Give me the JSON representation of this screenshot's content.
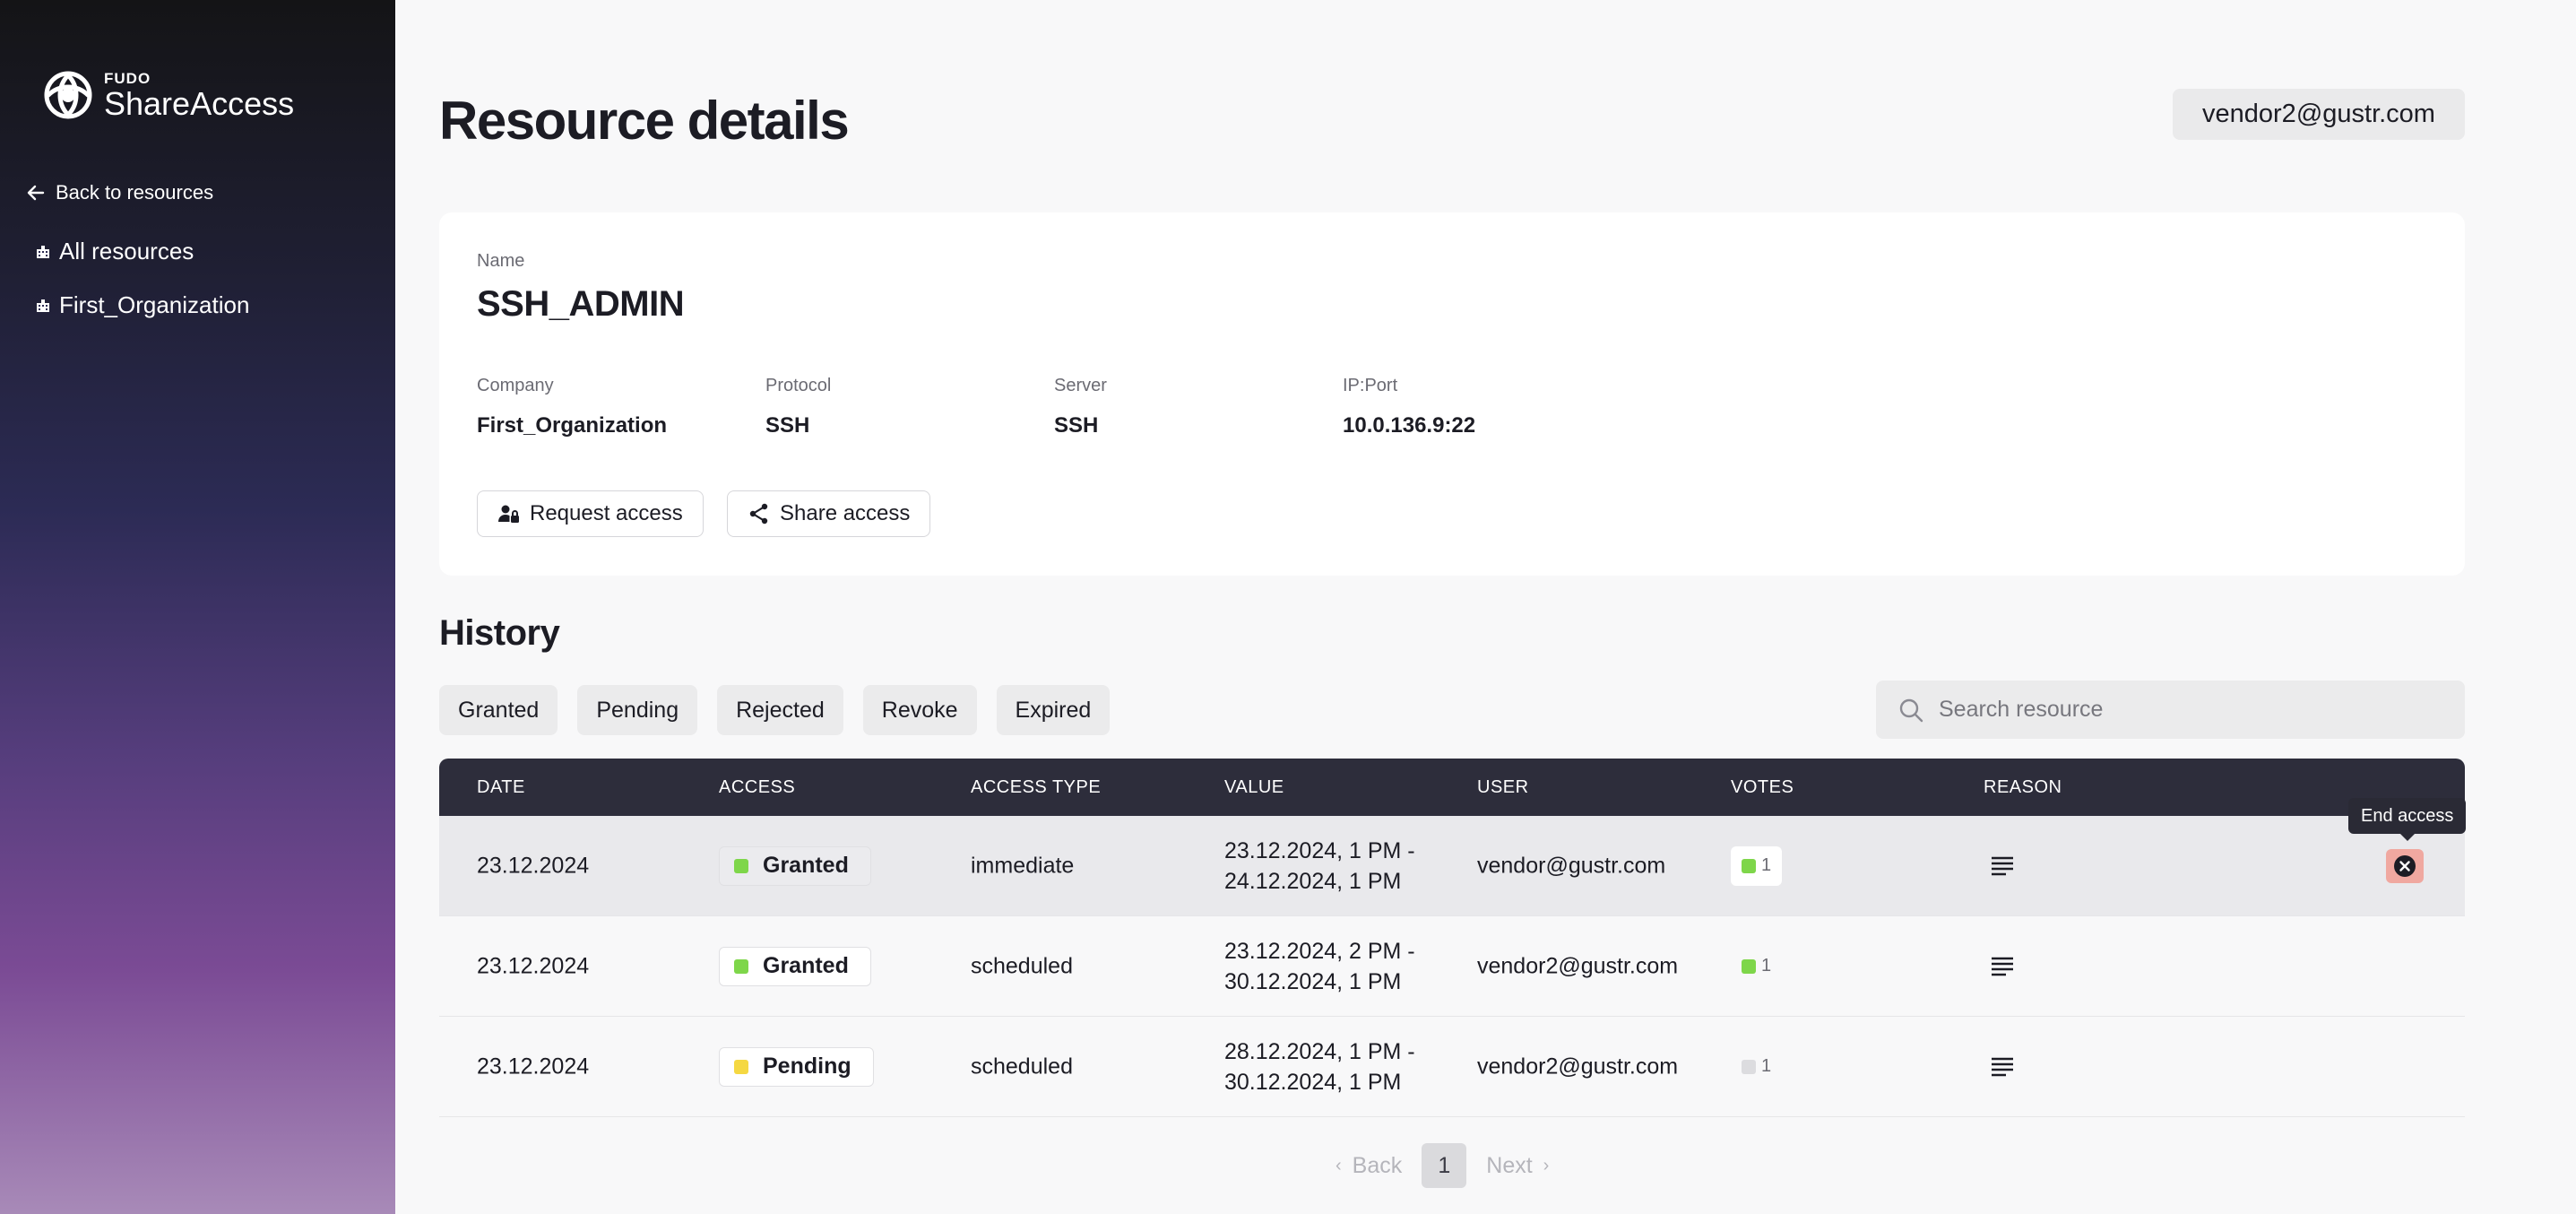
{
  "sidebar": {
    "brand": "FUDO",
    "product": "ShareAccess",
    "back_label": "Back to resources",
    "items": [
      {
        "label": "All resources",
        "icon": "building-icon"
      },
      {
        "label": "First_Organization",
        "icon": "building-icon"
      }
    ]
  },
  "header": {
    "title": "Resource details",
    "user_email": "vendor2@gustr.com"
  },
  "resource": {
    "name_label": "Name",
    "name": "SSH_ADMIN",
    "fields": [
      {
        "label": "Company",
        "value": "First_Organization"
      },
      {
        "label": "Protocol",
        "value": "SSH"
      },
      {
        "label": "Server",
        "value": "SSH"
      },
      {
        "label": "IP:Port",
        "value": "10.0.136.9:22"
      }
    ],
    "request_label": "Request access",
    "share_label": "Share access"
  },
  "history": {
    "title": "History",
    "filters": [
      "Granted",
      "Pending",
      "Rejected",
      "Revoke",
      "Expired"
    ],
    "search_placeholder": "Search resource",
    "columns": [
      "DATE",
      "ACCESS",
      "ACCESS TYPE",
      "VALUE",
      "USER",
      "VOTES",
      "REASON"
    ],
    "rows": [
      {
        "date": "23.12.2024",
        "access": "Granted",
        "access_color": "#7ed64a",
        "type": "immediate",
        "value_line1": "23.12.2024, 1 PM -",
        "value_line2": "24.12.2024, 1 PM",
        "user": "vendor@gustr.com",
        "votes": "1",
        "vote_color": "#7ed64a"
      },
      {
        "date": "23.12.2024",
        "access": "Granted",
        "access_color": "#7ed64a",
        "type": "scheduled",
        "value_line1": "23.12.2024, 2 PM -",
        "value_line2": "30.12.2024, 1 PM",
        "user": "vendor2@gustr.com",
        "votes": "1",
        "vote_color": "#7ed64a"
      },
      {
        "date": "23.12.2024",
        "access": "Pending",
        "access_color": "#f5d842",
        "type": "scheduled",
        "value_line1": "28.12.2024, 1 PM -",
        "value_line2": "30.12.2024, 1 PM",
        "user": "vendor2@gustr.com",
        "votes": "1",
        "vote_color": "#dcdcdf"
      }
    ],
    "end_access_tooltip": "End access"
  },
  "pagination": {
    "back_label": "Back",
    "next_label": "Next",
    "current_page": "1"
  }
}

→ Exercise:
Restate the whole listing above exactly, except for its images.

→ Written response:
Give me the JSON representation of this screenshot's content.
{
  "sidebar": {
    "brand": "FUDO",
    "product": "ShareAccess",
    "back_label": "Back to resources",
    "items": [
      {
        "label": "All resources",
        "icon": "building-icon"
      },
      {
        "label": "First_Organization",
        "icon": "building-icon"
      }
    ]
  },
  "header": {
    "title": "Resource details",
    "user_email": "vendor2@gustr.com"
  },
  "resource": {
    "name_label": "Name",
    "name": "SSH_ADMIN",
    "fields": [
      {
        "label": "Company",
        "value": "First_Organization"
      },
      {
        "label": "Protocol",
        "value": "SSH"
      },
      {
        "label": "Server",
        "value": "SSH"
      },
      {
        "label": "IP:Port",
        "value": "10.0.136.9:22"
      }
    ],
    "request_label": "Request access",
    "share_label": "Share access"
  },
  "history": {
    "title": "History",
    "filters": [
      "Granted",
      "Pending",
      "Rejected",
      "Revoke",
      "Expired"
    ],
    "search_placeholder": "Search resource",
    "columns": [
      "DATE",
      "ACCESS",
      "ACCESS TYPE",
      "VALUE",
      "USER",
      "VOTES",
      "REASON"
    ],
    "rows": [
      {
        "date": "23.12.2024",
        "access": "Granted",
        "access_color": "#7ed64a",
        "type": "immediate",
        "value_line1": "23.12.2024, 1 PM -",
        "value_line2": "24.12.2024, 1 PM",
        "user": "vendor@gustr.com",
        "votes": "1",
        "vote_color": "#7ed64a"
      },
      {
        "date": "23.12.2024",
        "access": "Granted",
        "access_color": "#7ed64a",
        "type": "scheduled",
        "value_line1": "23.12.2024, 2 PM -",
        "value_line2": "30.12.2024, 1 PM",
        "user": "vendor2@gustr.com",
        "votes": "1",
        "vote_color": "#7ed64a"
      },
      {
        "date": "23.12.2024",
        "access": "Pending",
        "access_color": "#f5d842",
        "type": "scheduled",
        "value_line1": "28.12.2024, 1 PM -",
        "value_line2": "30.12.2024, 1 PM",
        "user": "vendor2@gustr.com",
        "votes": "1",
        "vote_color": "#dcdcdf"
      }
    ],
    "end_access_tooltip": "End access"
  },
  "pagination": {
    "back_label": "Back",
    "next_label": "Next",
    "current_page": "1"
  }
}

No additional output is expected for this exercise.